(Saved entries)
******************************
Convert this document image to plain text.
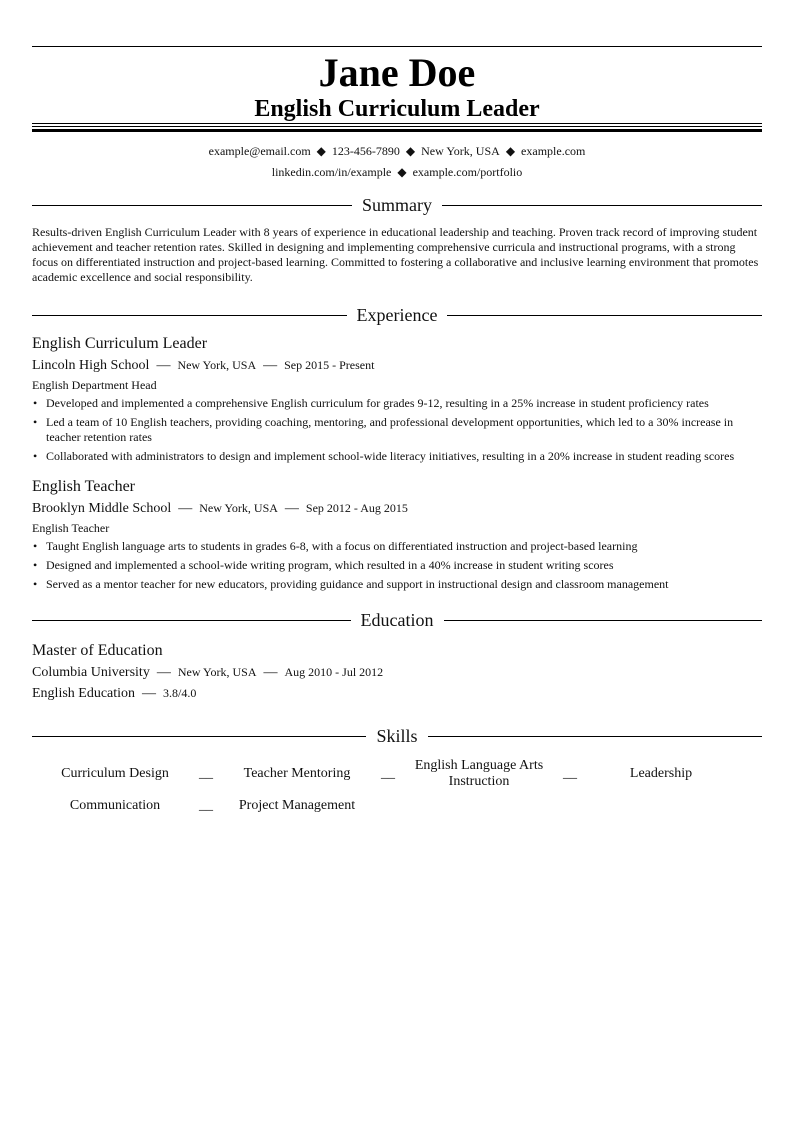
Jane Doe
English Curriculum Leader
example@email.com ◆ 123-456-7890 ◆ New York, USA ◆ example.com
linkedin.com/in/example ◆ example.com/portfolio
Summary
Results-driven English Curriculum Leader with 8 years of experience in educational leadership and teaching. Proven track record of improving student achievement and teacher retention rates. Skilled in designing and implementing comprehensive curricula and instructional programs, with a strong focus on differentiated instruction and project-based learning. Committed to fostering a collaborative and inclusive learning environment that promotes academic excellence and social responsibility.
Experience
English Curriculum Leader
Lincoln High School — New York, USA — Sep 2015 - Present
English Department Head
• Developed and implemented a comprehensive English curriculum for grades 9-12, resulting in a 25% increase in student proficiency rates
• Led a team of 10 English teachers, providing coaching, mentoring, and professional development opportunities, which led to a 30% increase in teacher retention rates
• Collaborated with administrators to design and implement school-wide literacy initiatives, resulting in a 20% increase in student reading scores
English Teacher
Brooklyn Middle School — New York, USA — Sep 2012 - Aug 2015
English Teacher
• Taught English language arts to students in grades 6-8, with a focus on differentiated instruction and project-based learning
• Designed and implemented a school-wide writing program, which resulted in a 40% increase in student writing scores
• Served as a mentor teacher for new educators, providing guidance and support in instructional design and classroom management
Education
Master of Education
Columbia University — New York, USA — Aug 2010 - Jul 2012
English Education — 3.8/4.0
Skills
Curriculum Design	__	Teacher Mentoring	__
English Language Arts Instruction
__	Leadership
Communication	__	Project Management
******************************
What this task involves - Read the lines above. Gather those in which the string "resulting" is found.

Response to this task -
• Developed and implemented a comprehensive English curriculum for grades 9-12, resulting in a 25% increase in student proficiency rates
• Collaborated with administrators to design and implement school-wide literacy initiatives, resulting in a 20% increase in student reading scores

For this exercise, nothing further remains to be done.